Task brief
Tally every line of the listing below that holds "JSON", then give the tally alone.

═══ Data for this task ═══

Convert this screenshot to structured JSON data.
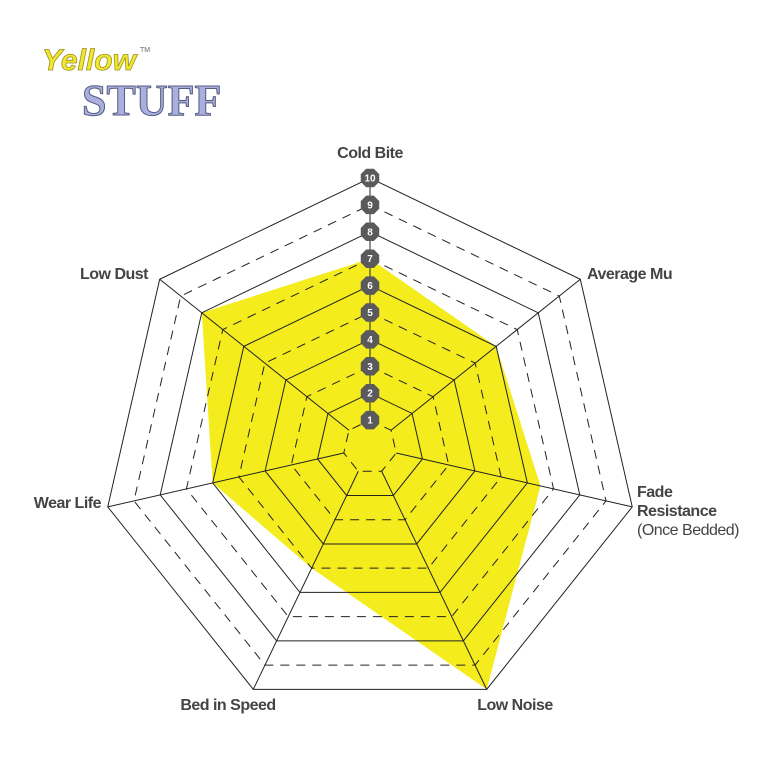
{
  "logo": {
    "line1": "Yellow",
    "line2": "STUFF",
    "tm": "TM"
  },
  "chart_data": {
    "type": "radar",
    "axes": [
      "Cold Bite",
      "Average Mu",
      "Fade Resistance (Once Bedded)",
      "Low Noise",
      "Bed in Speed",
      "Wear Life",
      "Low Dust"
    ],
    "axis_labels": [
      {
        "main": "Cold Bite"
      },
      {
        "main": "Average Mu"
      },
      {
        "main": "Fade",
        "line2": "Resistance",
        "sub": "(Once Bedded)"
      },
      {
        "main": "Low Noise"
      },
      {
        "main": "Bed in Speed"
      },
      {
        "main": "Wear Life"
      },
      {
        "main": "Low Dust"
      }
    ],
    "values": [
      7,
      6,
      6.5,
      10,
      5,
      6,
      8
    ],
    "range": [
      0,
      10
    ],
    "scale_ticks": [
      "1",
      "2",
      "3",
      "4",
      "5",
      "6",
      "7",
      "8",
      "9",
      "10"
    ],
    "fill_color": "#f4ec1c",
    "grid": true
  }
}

═══
═══ Data for this task ═══

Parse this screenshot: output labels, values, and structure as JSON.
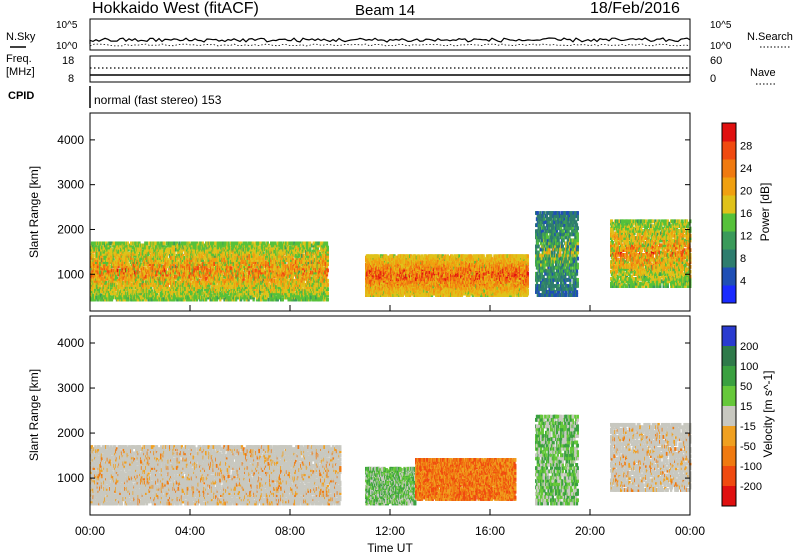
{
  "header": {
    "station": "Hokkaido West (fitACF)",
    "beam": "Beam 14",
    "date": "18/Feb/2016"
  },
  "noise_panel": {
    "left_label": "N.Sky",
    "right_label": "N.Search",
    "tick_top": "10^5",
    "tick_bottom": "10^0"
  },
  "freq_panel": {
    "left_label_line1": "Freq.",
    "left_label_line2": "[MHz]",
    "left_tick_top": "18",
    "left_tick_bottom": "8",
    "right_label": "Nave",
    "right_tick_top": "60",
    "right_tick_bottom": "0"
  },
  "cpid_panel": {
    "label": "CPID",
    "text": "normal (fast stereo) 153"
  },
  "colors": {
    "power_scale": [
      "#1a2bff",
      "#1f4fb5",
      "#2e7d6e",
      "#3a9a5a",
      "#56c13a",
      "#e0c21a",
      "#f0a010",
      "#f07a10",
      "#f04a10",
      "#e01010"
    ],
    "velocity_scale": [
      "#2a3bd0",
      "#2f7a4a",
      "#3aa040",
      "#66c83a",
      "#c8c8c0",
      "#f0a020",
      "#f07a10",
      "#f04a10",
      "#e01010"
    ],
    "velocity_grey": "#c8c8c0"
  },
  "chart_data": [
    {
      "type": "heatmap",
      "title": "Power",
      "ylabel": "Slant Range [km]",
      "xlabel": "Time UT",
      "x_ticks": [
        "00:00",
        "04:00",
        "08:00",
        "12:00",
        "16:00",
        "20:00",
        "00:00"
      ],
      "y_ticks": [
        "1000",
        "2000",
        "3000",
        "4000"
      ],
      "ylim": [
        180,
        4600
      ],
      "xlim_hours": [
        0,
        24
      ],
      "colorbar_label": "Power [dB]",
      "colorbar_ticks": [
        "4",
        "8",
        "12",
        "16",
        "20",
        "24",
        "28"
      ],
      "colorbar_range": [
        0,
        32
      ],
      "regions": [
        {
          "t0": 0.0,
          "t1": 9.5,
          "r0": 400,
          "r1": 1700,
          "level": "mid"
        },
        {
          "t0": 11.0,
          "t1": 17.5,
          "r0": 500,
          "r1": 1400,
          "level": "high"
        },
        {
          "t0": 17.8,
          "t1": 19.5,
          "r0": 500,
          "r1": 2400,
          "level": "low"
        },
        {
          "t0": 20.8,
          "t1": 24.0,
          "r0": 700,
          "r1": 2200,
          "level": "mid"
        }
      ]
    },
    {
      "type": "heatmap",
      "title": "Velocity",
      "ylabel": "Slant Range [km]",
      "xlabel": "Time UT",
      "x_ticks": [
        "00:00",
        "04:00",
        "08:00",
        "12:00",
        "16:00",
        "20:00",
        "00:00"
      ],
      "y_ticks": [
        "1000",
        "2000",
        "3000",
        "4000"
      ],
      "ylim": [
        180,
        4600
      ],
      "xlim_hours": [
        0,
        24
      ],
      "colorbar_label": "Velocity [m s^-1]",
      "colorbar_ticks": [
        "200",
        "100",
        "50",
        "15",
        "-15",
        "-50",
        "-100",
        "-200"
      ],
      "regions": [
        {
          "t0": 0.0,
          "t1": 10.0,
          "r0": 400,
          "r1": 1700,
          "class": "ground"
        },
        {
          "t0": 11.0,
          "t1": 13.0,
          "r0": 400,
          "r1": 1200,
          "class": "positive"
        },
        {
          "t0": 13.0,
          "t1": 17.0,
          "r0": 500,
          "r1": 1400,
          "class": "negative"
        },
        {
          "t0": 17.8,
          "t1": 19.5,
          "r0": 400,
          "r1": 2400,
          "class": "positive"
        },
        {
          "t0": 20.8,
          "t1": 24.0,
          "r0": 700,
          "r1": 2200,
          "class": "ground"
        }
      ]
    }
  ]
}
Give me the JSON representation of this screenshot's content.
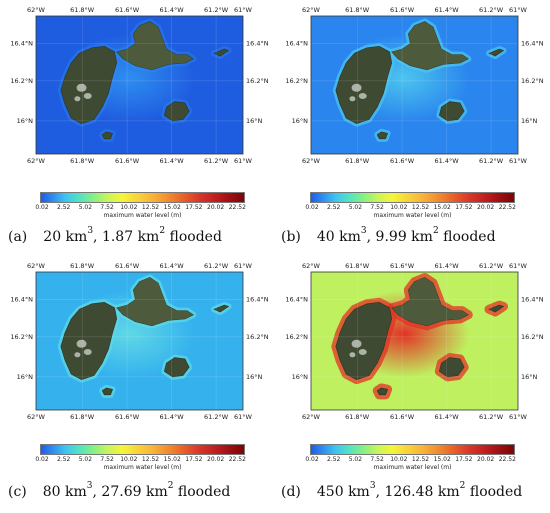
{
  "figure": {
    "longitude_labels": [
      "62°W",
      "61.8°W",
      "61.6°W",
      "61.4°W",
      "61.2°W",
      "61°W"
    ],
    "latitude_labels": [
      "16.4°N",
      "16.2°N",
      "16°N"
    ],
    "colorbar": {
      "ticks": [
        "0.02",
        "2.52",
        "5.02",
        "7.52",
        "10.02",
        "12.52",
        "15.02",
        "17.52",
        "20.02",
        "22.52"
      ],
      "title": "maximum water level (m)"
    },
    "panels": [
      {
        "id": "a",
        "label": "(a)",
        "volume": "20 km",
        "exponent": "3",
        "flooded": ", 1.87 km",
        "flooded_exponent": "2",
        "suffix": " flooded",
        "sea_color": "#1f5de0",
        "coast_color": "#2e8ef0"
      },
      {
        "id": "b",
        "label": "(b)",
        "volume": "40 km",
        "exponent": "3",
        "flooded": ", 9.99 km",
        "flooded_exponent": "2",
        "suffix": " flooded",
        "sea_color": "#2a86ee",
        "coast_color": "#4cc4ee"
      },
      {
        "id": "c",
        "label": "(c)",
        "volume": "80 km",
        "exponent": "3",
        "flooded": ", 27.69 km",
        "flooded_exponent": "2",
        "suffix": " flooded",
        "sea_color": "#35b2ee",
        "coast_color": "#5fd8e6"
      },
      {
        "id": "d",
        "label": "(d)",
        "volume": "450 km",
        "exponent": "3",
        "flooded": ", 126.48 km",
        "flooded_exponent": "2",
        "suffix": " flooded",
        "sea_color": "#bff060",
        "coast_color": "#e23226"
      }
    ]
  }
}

═══
═══ Data for this task ═══

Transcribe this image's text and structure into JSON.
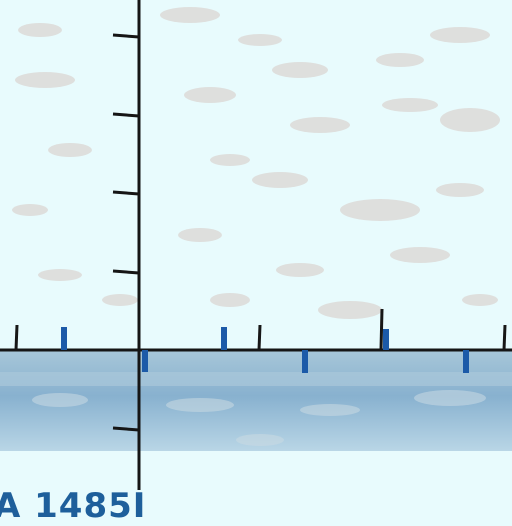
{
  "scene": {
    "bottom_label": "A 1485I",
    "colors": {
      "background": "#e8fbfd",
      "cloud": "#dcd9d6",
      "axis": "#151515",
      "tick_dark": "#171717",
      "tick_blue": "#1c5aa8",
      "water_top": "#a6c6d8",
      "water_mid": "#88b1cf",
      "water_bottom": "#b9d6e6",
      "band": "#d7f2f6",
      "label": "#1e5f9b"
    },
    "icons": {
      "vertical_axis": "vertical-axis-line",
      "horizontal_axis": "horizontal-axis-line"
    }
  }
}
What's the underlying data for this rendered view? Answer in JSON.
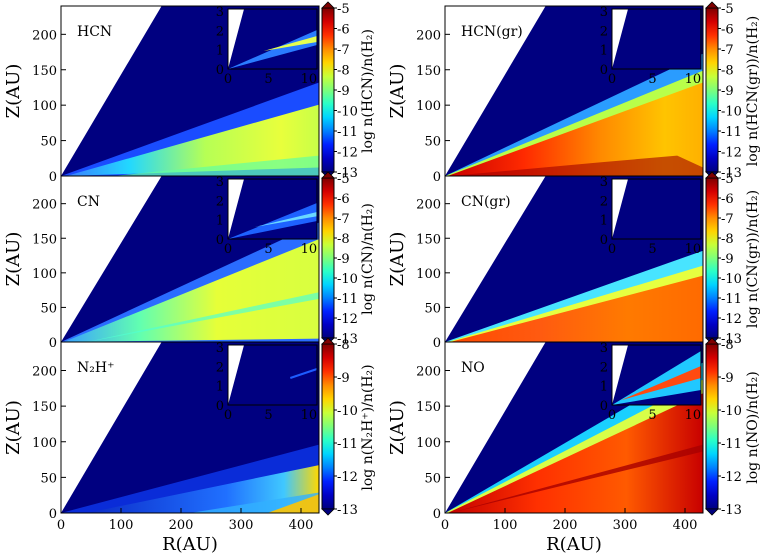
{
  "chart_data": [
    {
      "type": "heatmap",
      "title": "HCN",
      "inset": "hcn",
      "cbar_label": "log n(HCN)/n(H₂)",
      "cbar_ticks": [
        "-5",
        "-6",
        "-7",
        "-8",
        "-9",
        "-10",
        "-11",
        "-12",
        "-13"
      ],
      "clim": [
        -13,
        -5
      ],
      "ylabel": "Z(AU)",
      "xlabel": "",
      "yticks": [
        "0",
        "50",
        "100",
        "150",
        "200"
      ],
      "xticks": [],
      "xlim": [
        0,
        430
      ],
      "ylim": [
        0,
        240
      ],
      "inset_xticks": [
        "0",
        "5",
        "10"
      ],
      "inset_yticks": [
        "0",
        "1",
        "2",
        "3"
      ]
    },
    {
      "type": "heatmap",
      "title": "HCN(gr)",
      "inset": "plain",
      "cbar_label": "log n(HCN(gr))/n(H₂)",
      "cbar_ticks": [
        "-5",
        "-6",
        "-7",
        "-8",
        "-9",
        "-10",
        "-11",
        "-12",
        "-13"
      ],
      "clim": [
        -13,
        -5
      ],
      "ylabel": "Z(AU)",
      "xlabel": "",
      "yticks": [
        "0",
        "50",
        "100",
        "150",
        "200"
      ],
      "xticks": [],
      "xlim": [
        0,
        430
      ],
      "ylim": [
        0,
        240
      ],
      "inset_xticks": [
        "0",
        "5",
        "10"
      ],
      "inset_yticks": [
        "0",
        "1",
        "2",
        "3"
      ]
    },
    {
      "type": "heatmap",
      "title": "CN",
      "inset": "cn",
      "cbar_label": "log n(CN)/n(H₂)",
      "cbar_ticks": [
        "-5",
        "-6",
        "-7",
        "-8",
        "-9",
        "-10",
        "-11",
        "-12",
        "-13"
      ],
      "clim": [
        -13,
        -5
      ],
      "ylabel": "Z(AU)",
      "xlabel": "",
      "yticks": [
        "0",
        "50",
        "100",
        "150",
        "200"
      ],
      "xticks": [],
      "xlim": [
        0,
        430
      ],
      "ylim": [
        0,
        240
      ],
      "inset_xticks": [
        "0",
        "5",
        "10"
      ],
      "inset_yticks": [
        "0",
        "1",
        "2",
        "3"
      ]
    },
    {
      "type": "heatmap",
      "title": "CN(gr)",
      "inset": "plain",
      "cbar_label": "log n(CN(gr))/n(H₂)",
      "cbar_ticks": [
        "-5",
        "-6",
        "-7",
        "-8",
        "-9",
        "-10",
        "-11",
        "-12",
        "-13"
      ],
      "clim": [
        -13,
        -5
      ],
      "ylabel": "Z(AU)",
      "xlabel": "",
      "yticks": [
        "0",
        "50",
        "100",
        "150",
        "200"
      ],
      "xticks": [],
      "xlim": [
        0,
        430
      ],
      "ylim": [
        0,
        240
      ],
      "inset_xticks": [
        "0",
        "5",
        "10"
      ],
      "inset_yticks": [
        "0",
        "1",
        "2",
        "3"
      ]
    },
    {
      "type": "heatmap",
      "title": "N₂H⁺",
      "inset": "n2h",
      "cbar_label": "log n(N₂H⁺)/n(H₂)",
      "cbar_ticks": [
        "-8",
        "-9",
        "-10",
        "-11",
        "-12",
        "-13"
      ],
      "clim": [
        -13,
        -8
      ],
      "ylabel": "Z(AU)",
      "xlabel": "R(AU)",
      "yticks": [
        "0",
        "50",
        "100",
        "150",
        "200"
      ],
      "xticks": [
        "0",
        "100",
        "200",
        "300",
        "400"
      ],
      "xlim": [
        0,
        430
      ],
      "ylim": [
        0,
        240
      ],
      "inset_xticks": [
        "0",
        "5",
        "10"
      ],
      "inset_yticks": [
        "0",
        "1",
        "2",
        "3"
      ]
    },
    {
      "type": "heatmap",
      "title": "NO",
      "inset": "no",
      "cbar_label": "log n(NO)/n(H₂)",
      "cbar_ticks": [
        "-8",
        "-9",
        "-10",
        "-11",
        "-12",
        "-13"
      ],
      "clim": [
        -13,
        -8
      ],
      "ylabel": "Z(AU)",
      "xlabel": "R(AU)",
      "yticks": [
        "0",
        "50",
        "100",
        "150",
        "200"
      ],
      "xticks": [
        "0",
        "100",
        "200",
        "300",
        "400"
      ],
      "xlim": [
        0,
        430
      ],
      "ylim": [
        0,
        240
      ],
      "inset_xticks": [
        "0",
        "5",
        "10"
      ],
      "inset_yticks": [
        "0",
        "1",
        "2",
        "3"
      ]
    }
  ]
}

═══

Solution to this task
5